→ **DATA SUPPLIED**
··········

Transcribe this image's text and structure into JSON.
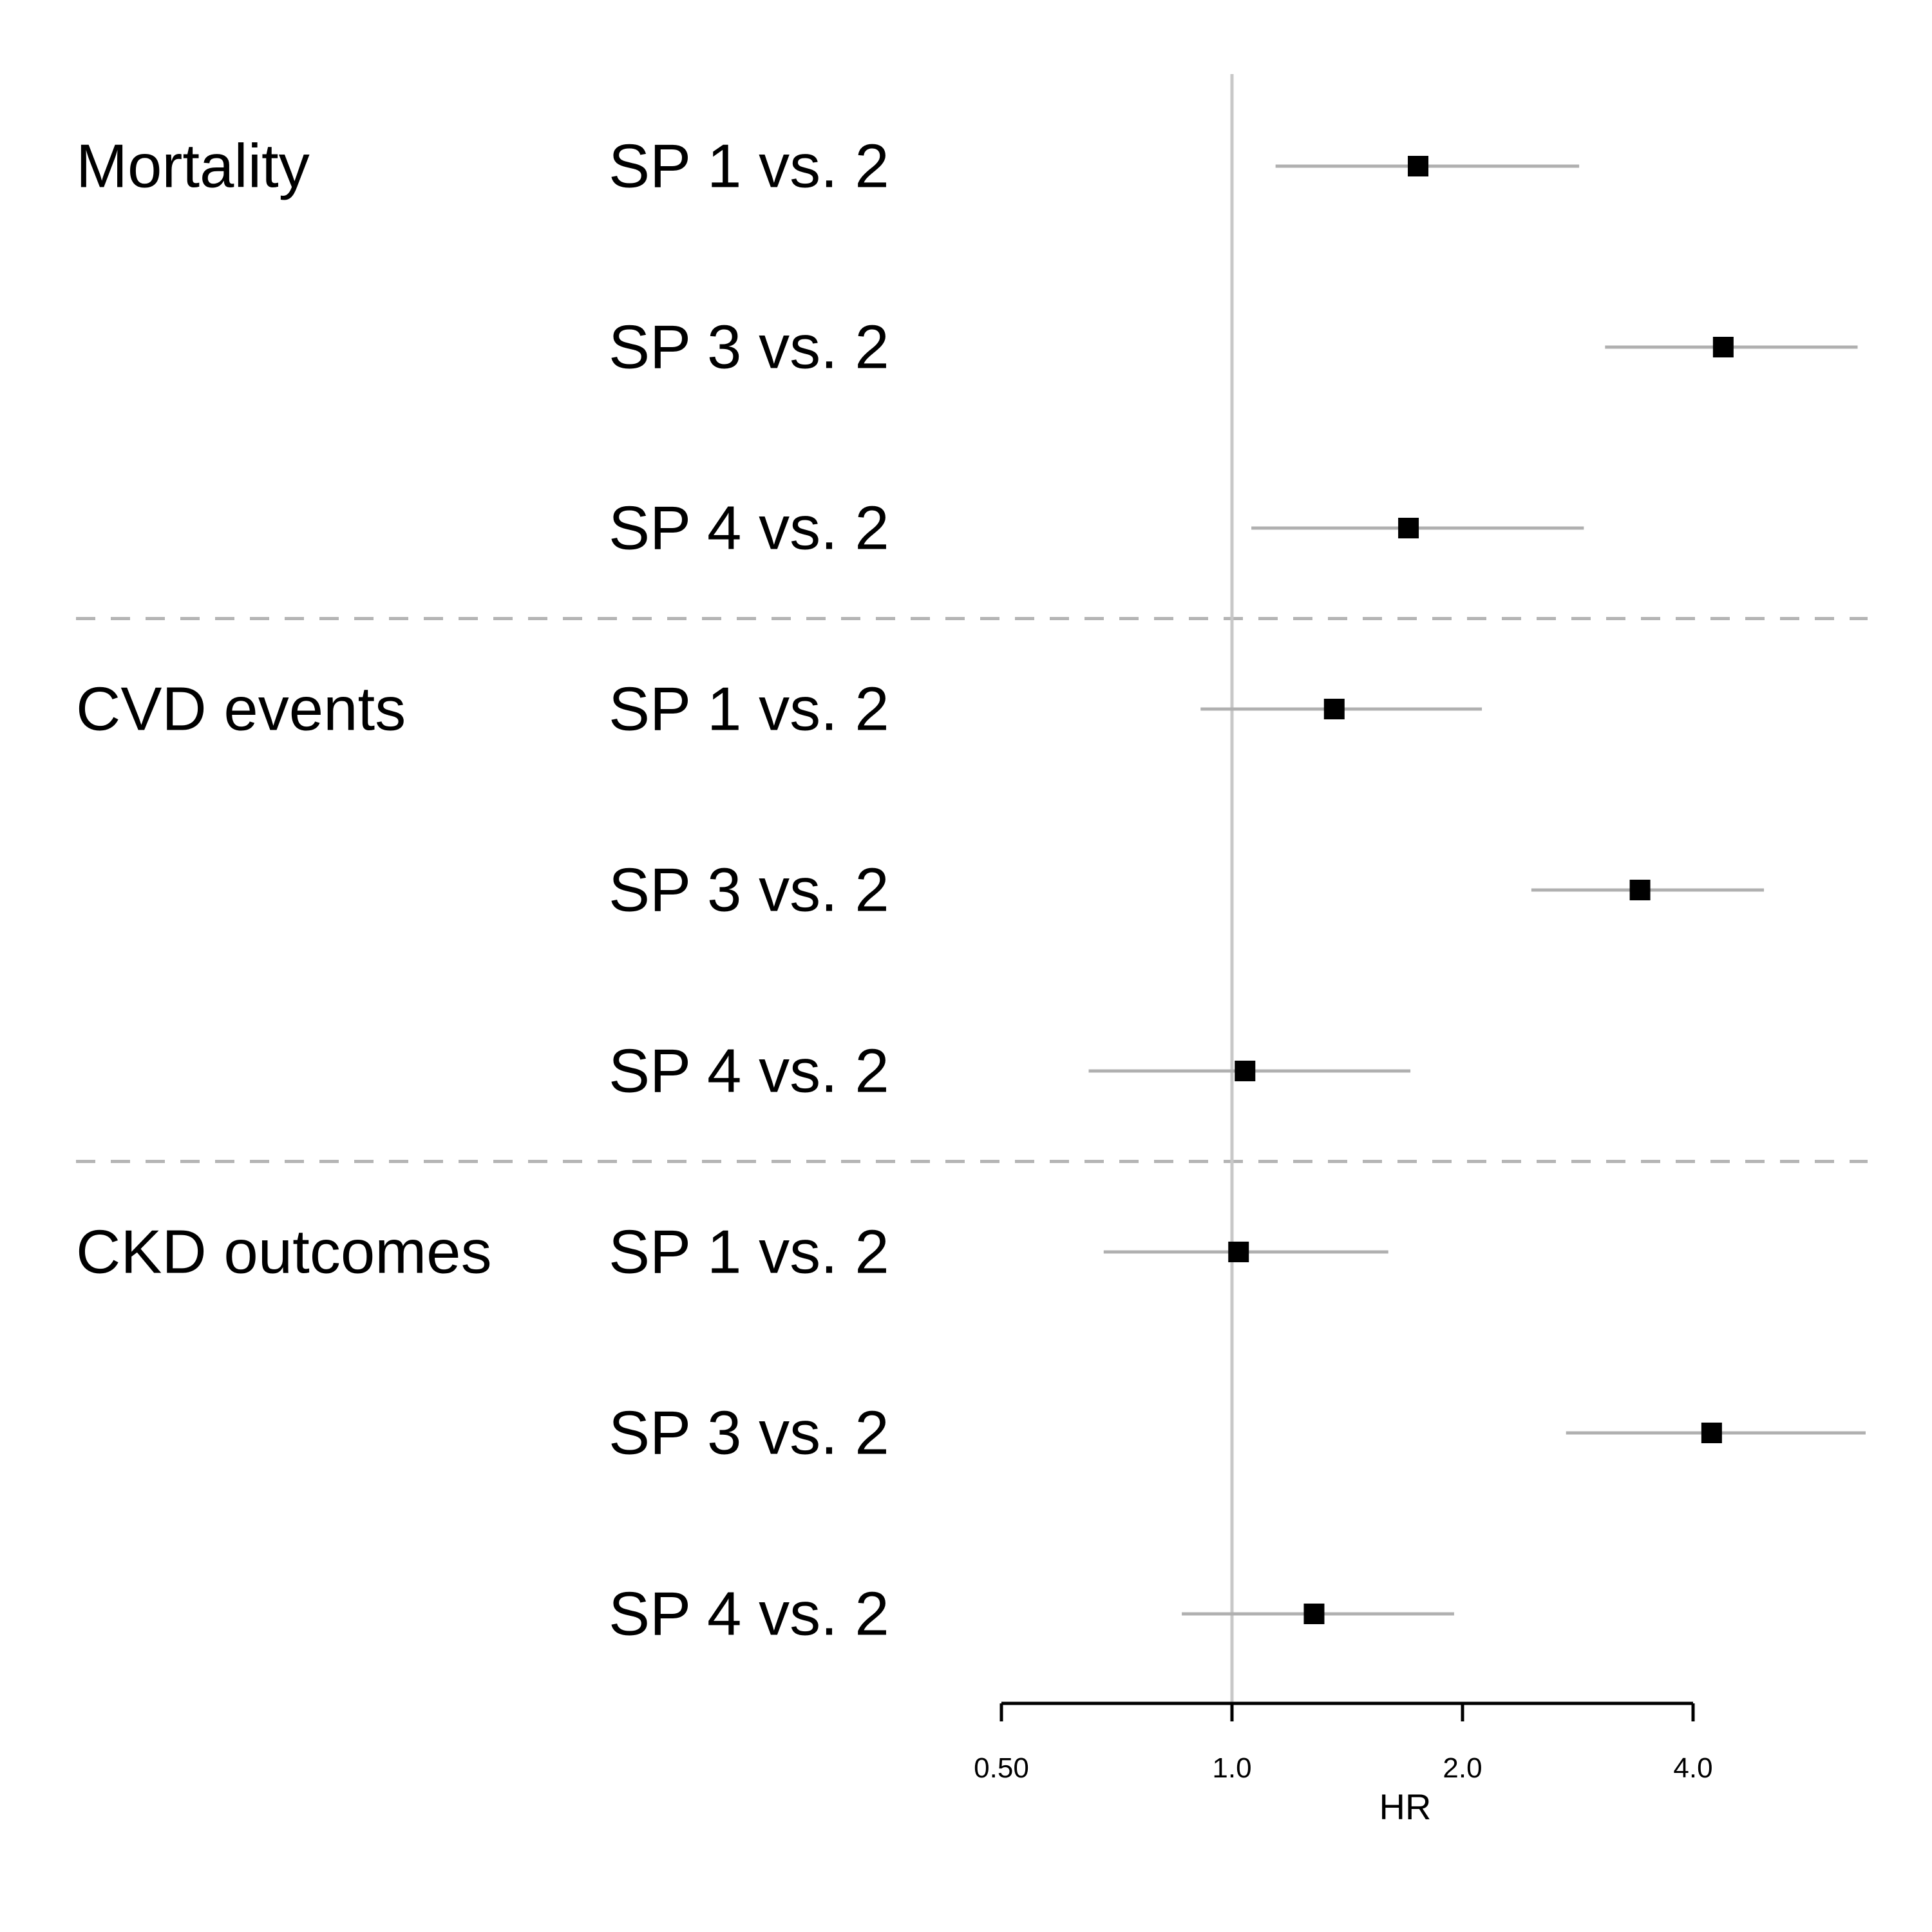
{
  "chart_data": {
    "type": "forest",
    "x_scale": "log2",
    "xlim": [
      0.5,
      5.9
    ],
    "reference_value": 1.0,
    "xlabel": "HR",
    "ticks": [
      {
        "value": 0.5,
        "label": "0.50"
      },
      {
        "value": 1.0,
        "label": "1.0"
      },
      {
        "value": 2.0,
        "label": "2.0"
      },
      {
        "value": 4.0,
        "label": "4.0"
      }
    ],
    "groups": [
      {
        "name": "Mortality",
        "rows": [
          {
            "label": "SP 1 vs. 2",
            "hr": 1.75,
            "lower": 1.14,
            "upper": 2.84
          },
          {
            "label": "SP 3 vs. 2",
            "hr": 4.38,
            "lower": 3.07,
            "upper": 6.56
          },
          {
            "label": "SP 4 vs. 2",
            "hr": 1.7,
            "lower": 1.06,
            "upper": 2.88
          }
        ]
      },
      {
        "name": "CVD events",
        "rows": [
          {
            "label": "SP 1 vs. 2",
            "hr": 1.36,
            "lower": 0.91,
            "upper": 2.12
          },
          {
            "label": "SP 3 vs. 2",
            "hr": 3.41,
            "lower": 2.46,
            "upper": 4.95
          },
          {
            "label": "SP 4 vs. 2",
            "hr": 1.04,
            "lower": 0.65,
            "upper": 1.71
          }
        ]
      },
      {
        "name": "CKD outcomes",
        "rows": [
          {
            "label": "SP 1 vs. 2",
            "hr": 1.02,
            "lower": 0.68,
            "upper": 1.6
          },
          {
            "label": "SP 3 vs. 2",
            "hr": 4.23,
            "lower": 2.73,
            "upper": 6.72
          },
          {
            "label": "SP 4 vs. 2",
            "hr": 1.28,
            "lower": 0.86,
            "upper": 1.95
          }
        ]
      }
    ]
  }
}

··········

→ **REQUIRED WORK**
Quote every record above exactly, omitting any pictures they contain.

→ **ANSWER TO THE PROBLEM**
Transcribe this image's text and structure into JSON.
{
  "chart_data": {
    "type": "forest",
    "x_scale": "log2",
    "xlim": [
      0.5,
      5.9
    ],
    "reference_value": 1.0,
    "xlabel": "HR",
    "ticks": [
      {
        "value": 0.5,
        "label": "0.50"
      },
      {
        "value": 1.0,
        "label": "1.0"
      },
      {
        "value": 2.0,
        "label": "2.0"
      },
      {
        "value": 4.0,
        "label": "4.0"
      }
    ],
    "groups": [
      {
        "name": "Mortality",
        "rows": [
          {
            "label": "SP 1 vs. 2",
            "hr": 1.75,
            "lower": 1.14,
            "upper": 2.84
          },
          {
            "label": "SP 3 vs. 2",
            "hr": 4.38,
            "lower": 3.07,
            "upper": 6.56
          },
          {
            "label": "SP 4 vs. 2",
            "hr": 1.7,
            "lower": 1.06,
            "upper": 2.88
          }
        ]
      },
      {
        "name": "CVD events",
        "rows": [
          {
            "label": "SP 1 vs. 2",
            "hr": 1.36,
            "lower": 0.91,
            "upper": 2.12
          },
          {
            "label": "SP 3 vs. 2",
            "hr": 3.41,
            "lower": 2.46,
            "upper": 4.95
          },
          {
            "label": "SP 4 vs. 2",
            "hr": 1.04,
            "lower": 0.65,
            "upper": 1.71
          }
        ]
      },
      {
        "name": "CKD outcomes",
        "rows": [
          {
            "label": "SP 1 vs. 2",
            "hr": 1.02,
            "lower": 0.68,
            "upper": 1.6
          },
          {
            "label": "SP 3 vs. 2",
            "hr": 4.23,
            "lower": 2.73,
            "upper": 6.72
          },
          {
            "label": "SP 4 vs. 2",
            "hr": 1.28,
            "lower": 0.86,
            "upper": 1.95
          }
        ]
      }
    ]
  }
}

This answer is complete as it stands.